Extracted records
-- Begin --

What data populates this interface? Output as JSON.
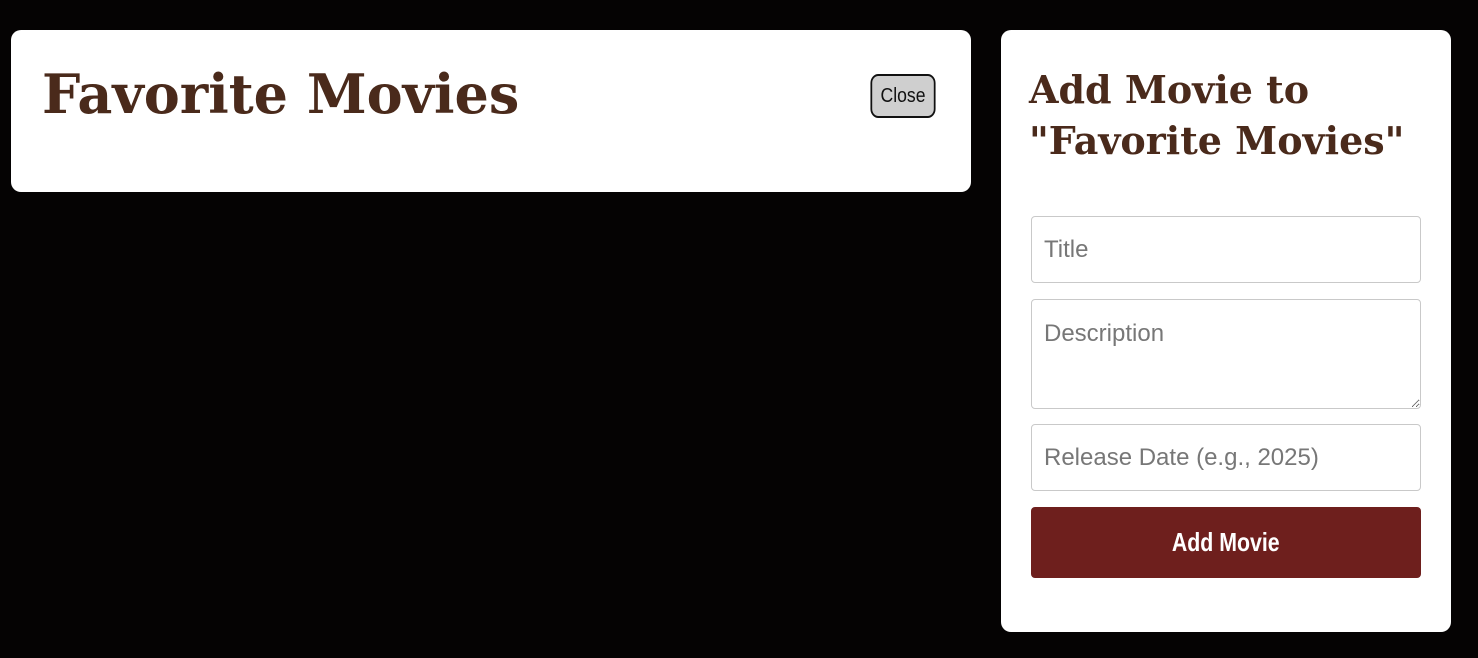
{
  "list": {
    "title": "Favorite Movies",
    "close_label": "Close"
  },
  "form": {
    "title": "Add Movie to \"Favorite Movies\"",
    "title_placeholder": "Title",
    "description_placeholder": "Description",
    "release_date_placeholder": "Release Date (e.g., 2025)",
    "submit_label": "Add Movie"
  },
  "colors": {
    "page_background": "#050303",
    "heading": "#4a2a1b",
    "submit_button": "#6e1f1d",
    "panel": "#ffffff"
  }
}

-- End --

▸ **AIM OF THE TASK**
Copy the records exactly as they appear, excluding images.

▸ **EXERCISE RESULT**
What data populates this interface? Output as JSON.
{
  "list": {
    "title": "Favorite Movies",
    "close_label": "Close"
  },
  "form": {
    "title": "Add Movie to \"Favorite Movies\"",
    "title_placeholder": "Title",
    "description_placeholder": "Description",
    "release_date_placeholder": "Release Date (e.g., 2025)",
    "submit_label": "Add Movie"
  },
  "colors": {
    "page_background": "#050303",
    "heading": "#4a2a1b",
    "submit_button": "#6e1f1d",
    "panel": "#ffffff"
  }
}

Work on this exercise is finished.